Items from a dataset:

# # # # #

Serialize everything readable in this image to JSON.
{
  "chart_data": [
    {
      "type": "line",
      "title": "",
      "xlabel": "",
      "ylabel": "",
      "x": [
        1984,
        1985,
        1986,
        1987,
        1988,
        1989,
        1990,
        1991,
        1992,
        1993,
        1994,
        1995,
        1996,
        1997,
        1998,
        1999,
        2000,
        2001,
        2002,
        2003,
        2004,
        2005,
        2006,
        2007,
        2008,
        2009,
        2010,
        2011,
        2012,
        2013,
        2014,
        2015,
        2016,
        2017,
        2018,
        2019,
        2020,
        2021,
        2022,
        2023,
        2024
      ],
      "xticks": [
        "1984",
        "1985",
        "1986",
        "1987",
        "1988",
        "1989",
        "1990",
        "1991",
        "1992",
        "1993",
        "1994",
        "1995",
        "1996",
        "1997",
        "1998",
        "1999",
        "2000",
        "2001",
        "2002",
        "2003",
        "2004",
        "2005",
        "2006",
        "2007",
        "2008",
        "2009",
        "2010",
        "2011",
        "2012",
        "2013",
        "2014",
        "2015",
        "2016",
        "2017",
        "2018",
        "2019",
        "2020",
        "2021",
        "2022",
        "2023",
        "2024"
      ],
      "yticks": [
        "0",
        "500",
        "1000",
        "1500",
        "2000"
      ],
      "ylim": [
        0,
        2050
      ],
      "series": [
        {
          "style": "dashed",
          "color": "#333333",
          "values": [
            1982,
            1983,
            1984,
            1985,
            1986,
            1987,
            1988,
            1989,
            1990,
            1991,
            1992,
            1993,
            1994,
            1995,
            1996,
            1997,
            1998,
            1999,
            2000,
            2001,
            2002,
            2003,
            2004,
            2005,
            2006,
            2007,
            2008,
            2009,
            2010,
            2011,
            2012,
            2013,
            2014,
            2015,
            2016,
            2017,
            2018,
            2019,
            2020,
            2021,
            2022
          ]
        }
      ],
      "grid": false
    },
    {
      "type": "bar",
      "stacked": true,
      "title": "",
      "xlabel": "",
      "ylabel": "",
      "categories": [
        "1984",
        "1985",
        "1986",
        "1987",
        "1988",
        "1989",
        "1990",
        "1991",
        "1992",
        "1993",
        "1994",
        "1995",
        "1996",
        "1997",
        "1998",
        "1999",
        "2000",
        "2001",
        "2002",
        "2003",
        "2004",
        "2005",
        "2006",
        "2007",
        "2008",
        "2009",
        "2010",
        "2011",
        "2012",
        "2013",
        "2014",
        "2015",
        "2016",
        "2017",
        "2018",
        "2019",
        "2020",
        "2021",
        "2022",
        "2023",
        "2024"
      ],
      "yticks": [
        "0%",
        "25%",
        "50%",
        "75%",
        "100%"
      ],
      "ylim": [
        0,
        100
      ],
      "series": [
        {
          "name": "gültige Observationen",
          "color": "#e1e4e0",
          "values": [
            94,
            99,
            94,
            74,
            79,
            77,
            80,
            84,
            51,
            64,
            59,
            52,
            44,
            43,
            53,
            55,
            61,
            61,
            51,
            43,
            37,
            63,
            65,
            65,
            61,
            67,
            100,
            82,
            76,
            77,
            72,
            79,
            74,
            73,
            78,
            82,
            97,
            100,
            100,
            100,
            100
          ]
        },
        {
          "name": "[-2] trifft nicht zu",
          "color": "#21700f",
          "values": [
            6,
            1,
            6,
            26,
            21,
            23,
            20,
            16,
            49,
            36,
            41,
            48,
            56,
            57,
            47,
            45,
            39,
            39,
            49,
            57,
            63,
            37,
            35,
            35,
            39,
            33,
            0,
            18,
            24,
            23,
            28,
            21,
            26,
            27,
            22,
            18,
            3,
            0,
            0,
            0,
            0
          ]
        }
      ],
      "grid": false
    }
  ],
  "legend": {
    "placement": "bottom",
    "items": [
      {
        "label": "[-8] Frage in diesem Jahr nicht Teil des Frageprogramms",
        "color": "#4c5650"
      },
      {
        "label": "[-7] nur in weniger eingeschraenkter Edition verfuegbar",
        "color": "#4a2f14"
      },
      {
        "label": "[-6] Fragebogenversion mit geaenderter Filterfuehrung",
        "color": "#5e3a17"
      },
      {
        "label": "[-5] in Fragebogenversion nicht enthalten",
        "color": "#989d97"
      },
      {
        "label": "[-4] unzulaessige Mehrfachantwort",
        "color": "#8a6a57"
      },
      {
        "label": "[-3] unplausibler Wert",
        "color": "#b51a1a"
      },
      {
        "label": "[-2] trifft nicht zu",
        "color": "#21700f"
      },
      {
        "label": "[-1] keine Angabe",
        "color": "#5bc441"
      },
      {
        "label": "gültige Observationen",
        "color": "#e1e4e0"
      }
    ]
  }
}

# # # # #

Instructions for the task: Pick out the lines that have the word "name". Copy them all.

Exercise solution:
          "name": "gültige Observationen",
          "name": "[-2] trifft nicht zu",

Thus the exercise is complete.